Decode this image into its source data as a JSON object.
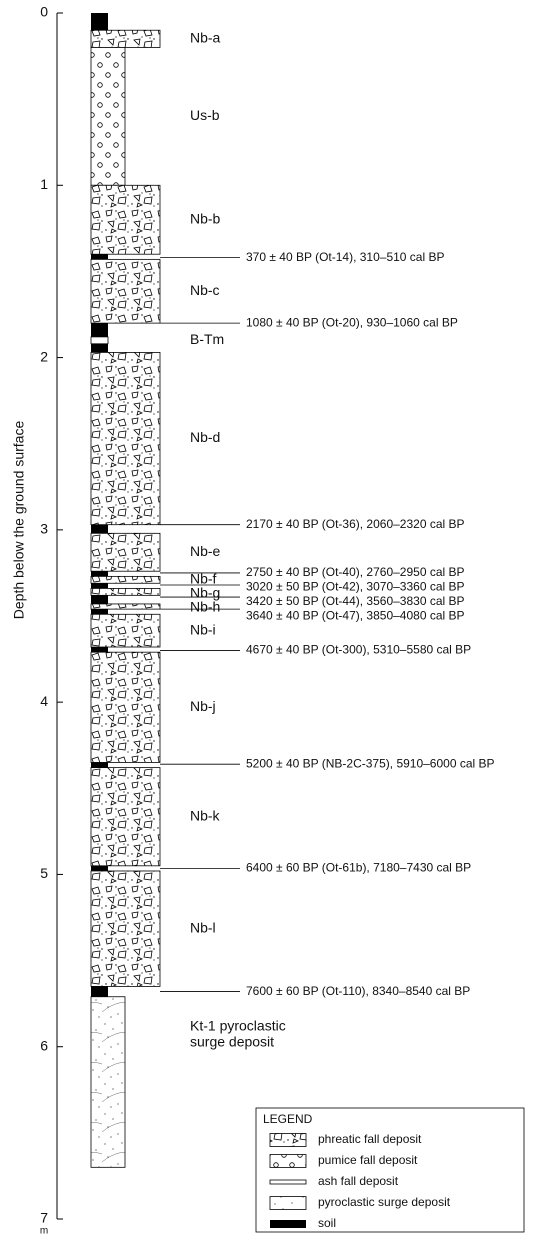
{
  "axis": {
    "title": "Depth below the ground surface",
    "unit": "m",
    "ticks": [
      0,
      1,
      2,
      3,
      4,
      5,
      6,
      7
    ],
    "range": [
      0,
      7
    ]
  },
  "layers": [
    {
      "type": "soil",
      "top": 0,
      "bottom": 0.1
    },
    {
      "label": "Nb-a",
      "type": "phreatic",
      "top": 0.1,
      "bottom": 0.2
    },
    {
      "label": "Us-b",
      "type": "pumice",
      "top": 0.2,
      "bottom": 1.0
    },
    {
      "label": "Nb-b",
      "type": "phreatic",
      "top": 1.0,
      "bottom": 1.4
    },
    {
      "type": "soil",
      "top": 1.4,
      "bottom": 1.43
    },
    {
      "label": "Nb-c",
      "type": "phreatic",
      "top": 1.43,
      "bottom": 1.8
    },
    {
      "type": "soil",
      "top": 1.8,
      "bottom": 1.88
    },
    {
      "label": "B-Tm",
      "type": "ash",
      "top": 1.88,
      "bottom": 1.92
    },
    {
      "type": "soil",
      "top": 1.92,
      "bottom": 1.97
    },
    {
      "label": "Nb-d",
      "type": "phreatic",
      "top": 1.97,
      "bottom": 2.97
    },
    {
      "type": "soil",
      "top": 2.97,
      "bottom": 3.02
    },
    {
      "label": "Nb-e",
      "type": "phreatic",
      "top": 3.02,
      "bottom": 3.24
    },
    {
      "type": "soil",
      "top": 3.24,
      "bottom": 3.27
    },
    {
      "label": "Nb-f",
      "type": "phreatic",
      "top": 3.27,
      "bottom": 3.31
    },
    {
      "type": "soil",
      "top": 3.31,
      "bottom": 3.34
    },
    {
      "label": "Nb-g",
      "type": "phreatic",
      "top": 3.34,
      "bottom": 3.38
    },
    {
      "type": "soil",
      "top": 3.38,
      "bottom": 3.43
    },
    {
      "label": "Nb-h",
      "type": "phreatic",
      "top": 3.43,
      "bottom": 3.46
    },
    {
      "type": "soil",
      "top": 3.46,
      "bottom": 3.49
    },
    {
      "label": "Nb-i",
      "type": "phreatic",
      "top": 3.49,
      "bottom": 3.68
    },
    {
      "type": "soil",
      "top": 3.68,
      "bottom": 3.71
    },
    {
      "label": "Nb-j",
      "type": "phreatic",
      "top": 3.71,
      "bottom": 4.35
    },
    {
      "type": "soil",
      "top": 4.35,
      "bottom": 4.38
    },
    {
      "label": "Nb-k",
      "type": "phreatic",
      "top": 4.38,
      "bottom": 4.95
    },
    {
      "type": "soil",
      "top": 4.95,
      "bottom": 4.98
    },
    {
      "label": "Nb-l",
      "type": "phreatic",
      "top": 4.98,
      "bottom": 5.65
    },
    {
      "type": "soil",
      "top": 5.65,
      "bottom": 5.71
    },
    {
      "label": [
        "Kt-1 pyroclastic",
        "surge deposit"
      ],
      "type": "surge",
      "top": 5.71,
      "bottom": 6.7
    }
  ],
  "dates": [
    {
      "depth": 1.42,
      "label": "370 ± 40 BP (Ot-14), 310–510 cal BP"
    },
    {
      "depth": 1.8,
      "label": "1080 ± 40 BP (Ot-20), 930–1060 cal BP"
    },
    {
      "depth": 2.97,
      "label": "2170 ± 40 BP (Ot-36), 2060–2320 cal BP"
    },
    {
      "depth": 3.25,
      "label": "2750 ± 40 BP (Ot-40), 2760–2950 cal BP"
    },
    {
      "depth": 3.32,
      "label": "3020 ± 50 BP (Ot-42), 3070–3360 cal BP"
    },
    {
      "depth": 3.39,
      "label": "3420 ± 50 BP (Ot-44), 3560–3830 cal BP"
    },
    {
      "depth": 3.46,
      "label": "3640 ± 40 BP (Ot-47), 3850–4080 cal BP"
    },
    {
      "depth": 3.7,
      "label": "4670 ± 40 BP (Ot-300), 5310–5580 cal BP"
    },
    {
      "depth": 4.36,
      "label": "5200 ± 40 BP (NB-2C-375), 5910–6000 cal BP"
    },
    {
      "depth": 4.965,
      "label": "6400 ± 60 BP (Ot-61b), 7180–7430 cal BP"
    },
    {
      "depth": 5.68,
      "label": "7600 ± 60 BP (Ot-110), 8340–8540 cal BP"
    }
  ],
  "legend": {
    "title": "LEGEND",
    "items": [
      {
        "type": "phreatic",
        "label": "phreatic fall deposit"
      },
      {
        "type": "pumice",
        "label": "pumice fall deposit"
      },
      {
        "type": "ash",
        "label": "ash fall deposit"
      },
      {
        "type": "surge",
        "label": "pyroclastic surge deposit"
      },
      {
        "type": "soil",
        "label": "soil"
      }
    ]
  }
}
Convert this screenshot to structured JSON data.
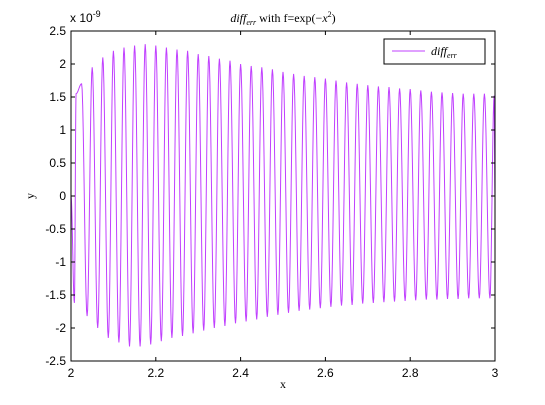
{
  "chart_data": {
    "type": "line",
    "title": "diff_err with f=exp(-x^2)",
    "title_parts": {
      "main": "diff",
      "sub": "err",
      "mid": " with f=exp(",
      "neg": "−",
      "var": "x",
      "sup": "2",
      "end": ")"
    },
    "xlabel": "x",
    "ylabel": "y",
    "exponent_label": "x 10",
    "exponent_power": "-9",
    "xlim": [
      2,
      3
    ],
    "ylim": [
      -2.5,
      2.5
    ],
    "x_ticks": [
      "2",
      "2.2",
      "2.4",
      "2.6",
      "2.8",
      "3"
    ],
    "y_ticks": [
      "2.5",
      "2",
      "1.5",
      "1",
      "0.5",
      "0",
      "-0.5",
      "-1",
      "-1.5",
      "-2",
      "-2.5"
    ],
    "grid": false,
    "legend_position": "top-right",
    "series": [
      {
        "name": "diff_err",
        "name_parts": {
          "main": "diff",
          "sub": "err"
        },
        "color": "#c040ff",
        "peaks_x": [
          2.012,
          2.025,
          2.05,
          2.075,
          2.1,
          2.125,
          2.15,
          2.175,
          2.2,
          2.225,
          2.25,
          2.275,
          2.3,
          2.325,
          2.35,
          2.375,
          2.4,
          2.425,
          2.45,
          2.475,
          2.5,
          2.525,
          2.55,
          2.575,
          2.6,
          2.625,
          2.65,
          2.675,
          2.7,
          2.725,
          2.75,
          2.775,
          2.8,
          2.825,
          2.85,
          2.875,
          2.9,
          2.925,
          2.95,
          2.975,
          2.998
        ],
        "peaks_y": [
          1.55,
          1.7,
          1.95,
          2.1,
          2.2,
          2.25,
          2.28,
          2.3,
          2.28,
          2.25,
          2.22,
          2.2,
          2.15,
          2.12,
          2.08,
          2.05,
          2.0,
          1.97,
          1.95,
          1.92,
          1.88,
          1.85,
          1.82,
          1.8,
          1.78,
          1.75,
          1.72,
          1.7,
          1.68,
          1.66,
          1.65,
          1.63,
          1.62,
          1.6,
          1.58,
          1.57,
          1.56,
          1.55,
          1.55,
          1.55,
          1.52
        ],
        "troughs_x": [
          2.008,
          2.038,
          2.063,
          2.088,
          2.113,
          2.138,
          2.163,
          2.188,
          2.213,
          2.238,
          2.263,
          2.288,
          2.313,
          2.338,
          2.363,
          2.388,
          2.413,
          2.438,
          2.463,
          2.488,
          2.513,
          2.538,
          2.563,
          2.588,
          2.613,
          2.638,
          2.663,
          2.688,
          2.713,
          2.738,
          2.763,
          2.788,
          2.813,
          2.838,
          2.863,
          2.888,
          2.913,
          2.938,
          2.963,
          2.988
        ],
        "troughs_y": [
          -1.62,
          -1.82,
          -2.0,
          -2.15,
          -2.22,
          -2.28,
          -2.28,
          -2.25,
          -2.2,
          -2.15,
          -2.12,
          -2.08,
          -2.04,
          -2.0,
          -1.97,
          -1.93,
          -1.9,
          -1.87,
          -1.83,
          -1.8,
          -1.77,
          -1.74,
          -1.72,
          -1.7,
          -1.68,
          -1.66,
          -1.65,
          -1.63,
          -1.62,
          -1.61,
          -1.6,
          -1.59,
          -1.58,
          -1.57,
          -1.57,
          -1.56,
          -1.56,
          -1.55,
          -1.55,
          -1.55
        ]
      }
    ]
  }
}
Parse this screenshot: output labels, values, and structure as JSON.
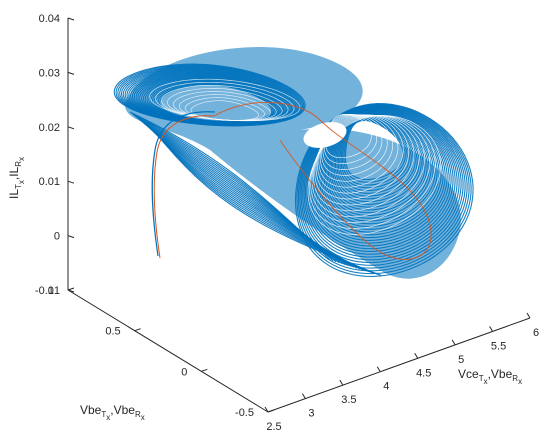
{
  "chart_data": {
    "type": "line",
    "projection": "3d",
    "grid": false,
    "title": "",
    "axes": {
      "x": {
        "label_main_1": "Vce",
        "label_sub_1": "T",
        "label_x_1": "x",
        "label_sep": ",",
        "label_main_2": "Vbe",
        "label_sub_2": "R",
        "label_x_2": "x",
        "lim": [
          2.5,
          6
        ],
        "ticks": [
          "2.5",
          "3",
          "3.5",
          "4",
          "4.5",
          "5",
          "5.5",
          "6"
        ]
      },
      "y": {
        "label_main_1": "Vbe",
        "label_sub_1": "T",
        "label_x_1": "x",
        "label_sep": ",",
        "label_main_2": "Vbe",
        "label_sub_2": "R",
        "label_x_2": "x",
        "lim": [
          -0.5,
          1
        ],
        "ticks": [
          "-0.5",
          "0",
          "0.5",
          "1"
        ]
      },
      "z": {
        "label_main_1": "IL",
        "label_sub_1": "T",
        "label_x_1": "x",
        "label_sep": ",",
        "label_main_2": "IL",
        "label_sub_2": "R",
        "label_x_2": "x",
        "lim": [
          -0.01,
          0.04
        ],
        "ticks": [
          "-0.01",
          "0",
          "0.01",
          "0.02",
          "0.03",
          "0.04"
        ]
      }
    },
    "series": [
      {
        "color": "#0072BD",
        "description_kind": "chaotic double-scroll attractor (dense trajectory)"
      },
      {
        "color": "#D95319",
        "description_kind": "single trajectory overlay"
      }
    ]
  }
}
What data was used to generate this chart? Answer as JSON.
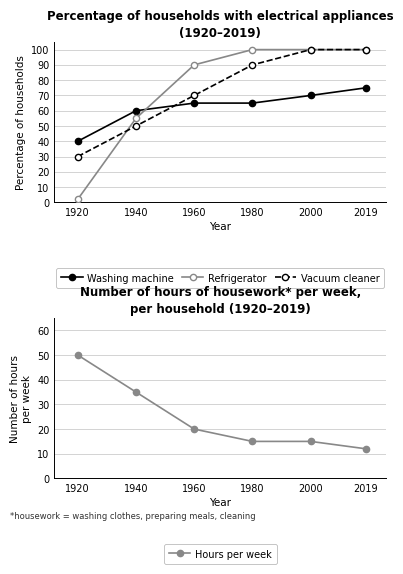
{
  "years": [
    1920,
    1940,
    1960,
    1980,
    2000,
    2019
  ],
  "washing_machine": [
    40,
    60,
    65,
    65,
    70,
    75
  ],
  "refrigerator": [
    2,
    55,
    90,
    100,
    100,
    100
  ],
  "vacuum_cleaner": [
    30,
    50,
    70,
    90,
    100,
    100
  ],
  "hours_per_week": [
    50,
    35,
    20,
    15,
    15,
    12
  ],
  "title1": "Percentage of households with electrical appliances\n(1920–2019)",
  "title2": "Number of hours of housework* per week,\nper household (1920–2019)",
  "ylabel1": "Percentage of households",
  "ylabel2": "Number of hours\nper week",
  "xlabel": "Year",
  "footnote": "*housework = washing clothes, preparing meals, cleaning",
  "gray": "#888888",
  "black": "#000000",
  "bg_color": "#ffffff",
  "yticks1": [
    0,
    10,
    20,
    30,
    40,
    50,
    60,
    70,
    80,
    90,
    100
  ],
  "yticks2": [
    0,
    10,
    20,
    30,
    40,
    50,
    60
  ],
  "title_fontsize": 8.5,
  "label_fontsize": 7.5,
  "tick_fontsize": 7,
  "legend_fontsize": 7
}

-=-=-

### PROBLEM TO WORK ON
Gather each line in the data that holds the string "with".

### FINISHED EXERCISE
    "title": "diff_err with f=exp(-x^2)",
      "mid": " with f=exp(",
  "title1": "Percentage of households with electrical appliances\n(1920–2019)",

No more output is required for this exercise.